Rewrite everything from the start of the lines down to the line containing "attribute-row[interactable]: 3 adoption-of-the-budget-resolution", replacing "republican" with "democrat" and leaving the rest unchanged.

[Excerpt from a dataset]
====================

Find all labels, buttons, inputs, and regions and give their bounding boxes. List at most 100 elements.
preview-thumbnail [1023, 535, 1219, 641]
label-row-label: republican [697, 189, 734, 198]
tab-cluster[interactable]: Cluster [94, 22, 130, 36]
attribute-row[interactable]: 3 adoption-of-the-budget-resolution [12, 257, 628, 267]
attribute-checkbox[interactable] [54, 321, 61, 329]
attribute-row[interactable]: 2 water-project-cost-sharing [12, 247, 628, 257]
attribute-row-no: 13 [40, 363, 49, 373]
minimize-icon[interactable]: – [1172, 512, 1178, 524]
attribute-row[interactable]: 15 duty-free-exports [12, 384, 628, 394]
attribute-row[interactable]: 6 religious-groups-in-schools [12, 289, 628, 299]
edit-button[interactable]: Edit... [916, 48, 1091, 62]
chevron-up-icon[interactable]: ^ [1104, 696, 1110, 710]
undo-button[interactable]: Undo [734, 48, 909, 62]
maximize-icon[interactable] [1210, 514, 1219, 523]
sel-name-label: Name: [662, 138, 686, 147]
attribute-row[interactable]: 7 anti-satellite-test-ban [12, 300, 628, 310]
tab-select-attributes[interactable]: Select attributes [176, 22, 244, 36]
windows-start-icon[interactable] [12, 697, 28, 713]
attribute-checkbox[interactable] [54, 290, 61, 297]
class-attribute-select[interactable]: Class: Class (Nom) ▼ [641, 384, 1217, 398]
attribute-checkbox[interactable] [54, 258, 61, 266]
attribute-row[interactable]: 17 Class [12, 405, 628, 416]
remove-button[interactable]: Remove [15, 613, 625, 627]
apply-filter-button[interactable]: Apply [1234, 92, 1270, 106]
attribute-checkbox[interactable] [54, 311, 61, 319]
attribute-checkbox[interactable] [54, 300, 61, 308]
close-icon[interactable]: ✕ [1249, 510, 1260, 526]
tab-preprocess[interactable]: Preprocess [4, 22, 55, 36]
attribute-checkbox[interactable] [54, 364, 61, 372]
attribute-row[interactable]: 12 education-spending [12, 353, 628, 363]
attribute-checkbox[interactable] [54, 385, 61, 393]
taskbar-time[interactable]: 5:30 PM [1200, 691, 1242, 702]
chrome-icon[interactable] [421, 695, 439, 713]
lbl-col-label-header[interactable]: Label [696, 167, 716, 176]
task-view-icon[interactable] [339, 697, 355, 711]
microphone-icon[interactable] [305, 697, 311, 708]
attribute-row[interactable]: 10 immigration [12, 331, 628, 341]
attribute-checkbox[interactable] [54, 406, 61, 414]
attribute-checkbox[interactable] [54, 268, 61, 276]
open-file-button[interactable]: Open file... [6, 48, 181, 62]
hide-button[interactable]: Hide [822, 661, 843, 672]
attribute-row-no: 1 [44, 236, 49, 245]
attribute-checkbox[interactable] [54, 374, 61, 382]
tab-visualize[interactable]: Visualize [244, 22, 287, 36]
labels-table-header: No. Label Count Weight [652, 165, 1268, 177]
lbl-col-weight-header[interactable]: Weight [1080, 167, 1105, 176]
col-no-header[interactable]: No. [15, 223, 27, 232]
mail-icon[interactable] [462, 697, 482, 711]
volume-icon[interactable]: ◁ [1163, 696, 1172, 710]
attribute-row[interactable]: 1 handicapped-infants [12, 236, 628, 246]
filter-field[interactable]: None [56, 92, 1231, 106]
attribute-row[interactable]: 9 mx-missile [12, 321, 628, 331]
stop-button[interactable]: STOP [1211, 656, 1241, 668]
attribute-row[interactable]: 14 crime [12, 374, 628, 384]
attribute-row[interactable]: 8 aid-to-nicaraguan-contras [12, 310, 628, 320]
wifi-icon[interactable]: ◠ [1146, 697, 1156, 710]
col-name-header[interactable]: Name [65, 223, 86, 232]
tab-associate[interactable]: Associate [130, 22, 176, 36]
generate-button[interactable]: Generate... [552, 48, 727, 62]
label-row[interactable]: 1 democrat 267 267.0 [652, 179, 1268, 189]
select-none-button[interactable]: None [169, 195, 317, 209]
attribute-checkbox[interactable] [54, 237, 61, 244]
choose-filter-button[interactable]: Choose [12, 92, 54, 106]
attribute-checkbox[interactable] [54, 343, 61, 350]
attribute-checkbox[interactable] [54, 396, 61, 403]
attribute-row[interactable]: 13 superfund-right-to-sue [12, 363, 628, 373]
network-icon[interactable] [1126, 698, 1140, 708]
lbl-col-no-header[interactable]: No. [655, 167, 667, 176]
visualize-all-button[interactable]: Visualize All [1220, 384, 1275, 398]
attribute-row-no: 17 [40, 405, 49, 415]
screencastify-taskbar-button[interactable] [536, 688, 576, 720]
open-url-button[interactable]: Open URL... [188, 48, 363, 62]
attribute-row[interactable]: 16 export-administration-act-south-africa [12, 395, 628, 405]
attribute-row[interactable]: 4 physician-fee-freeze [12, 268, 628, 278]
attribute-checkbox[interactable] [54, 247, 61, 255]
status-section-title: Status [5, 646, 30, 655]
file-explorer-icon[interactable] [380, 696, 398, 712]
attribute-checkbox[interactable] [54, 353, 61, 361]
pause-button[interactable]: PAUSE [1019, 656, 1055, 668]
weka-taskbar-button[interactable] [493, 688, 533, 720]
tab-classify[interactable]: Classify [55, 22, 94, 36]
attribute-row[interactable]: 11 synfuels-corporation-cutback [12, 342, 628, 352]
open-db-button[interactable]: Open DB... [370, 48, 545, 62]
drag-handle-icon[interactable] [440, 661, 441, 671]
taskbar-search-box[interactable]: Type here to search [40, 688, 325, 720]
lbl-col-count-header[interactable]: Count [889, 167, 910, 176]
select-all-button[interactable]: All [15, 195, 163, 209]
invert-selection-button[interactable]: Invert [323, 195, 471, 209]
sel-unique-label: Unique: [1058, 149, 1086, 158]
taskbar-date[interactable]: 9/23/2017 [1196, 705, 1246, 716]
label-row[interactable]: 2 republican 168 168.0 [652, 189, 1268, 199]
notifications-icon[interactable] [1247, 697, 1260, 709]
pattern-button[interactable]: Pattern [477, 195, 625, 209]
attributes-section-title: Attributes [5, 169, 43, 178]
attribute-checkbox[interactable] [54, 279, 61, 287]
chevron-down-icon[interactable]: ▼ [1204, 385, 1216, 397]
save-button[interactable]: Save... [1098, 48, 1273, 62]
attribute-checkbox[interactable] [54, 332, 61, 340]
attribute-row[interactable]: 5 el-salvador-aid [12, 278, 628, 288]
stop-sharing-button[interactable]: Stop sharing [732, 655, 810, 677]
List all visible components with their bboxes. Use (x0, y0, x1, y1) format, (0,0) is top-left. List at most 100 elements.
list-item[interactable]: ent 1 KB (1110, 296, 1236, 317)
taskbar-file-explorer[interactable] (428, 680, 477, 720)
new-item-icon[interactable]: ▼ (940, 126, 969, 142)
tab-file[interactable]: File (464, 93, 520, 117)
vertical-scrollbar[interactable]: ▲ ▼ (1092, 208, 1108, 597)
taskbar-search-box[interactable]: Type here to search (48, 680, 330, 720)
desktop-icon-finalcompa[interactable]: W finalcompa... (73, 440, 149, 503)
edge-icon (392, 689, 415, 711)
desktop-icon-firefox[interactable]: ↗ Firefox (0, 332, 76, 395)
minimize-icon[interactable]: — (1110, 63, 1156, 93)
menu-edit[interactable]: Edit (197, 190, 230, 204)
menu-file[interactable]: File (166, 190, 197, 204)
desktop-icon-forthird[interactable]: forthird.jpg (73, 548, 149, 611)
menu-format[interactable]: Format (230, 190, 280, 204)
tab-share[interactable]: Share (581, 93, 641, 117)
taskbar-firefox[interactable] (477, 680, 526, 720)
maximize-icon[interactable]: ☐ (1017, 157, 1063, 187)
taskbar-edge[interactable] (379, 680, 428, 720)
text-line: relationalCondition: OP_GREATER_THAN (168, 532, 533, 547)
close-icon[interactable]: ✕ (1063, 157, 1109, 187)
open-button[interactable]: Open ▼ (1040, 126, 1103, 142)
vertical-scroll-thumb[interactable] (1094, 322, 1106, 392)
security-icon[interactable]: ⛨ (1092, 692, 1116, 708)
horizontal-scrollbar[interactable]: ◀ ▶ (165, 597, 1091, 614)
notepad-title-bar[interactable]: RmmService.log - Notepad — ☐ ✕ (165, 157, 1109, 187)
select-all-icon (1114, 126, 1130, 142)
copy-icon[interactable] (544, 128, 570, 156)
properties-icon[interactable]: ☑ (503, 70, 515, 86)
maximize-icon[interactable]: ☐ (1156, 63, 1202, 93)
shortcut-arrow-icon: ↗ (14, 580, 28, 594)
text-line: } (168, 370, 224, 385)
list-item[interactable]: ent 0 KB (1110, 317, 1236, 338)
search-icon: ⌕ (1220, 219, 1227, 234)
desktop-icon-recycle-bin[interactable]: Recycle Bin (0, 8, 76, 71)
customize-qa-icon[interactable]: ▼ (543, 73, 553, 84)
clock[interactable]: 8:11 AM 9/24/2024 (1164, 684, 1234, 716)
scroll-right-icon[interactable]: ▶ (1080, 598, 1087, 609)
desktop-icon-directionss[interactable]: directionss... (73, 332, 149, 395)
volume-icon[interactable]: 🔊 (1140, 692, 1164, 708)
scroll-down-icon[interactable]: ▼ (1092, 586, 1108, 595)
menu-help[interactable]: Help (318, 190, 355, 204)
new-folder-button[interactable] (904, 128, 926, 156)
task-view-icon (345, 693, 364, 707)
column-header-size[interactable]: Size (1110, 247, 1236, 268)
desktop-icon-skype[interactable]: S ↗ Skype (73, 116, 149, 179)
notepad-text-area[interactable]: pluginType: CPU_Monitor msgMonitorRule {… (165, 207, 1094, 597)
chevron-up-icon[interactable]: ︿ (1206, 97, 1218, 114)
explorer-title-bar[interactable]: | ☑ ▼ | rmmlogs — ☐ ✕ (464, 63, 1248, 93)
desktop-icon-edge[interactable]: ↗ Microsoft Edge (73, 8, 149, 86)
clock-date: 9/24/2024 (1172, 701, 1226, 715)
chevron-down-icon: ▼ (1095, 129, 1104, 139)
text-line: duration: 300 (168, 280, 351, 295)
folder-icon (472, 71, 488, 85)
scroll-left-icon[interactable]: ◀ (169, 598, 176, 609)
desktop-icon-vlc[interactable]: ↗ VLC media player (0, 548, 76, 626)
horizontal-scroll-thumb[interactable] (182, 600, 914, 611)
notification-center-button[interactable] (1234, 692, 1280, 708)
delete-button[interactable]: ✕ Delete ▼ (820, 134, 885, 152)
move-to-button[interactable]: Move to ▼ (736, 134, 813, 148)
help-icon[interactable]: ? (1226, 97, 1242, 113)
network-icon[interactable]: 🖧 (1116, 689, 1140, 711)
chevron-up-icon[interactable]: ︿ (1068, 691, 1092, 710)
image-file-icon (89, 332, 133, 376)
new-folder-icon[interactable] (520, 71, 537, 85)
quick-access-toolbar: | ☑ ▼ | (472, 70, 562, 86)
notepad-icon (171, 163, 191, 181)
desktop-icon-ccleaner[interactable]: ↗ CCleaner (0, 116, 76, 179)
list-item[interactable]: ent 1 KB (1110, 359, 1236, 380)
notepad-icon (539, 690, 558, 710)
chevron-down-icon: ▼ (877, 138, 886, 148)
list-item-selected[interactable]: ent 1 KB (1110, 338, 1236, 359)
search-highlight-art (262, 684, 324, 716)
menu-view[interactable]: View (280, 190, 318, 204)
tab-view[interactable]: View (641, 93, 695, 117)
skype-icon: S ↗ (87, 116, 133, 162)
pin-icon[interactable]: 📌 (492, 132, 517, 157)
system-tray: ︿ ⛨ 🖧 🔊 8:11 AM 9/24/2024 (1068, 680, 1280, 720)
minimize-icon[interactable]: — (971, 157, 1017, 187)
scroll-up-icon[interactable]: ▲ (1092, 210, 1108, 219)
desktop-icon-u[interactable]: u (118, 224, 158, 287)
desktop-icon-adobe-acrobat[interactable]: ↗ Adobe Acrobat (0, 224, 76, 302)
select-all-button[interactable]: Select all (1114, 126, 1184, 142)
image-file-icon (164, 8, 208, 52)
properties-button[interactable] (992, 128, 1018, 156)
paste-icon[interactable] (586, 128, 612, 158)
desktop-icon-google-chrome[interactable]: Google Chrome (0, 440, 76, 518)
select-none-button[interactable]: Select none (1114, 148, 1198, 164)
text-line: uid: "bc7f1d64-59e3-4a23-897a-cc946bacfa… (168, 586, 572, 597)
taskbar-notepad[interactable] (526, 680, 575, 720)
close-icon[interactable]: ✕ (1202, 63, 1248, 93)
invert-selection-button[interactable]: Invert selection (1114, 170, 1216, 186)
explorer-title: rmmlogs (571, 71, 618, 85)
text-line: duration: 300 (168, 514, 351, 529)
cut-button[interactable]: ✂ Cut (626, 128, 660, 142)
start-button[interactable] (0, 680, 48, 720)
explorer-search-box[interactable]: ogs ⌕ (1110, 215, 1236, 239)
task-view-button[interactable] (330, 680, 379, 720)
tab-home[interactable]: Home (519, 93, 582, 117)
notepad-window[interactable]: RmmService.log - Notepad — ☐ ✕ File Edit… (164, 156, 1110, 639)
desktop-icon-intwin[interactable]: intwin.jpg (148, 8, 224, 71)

====================

→ **Output of the task**
Find all labels, buttons, inputs, and regions and give their bounding boxes. List at most 100 elements.
preview-thumbnail [1023, 535, 1219, 641]
label-row-label: democrat [697, 189, 734, 198]
tab-cluster[interactable]: Cluster [94, 22, 130, 36]
attribute-row[interactable]: 3 adoption-of-the-budget-resolution [12, 257, 628, 267]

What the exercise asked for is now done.